DATA IN THIS EXERCISE —
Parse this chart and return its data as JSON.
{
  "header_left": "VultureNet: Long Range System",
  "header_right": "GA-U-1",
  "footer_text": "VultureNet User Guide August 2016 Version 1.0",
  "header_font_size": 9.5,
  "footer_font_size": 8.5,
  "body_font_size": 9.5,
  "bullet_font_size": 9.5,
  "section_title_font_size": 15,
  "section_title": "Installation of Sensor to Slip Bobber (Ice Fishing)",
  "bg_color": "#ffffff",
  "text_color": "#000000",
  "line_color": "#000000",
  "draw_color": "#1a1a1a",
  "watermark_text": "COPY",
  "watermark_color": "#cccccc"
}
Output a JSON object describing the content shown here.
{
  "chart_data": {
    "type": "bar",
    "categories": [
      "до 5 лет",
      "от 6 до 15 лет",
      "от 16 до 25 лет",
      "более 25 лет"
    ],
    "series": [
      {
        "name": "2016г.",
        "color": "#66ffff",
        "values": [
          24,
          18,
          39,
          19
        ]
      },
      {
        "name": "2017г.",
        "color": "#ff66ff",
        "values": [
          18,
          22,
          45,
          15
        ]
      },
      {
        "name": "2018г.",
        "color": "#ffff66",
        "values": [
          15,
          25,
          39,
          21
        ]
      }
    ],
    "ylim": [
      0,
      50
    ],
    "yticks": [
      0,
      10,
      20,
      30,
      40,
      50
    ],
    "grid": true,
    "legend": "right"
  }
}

TASK —
Copy out each line of the material that holds the word "JSON".

THE RESULT —
Parse this chart and return its data as JSON.
Output a JSON object describing the content shown here.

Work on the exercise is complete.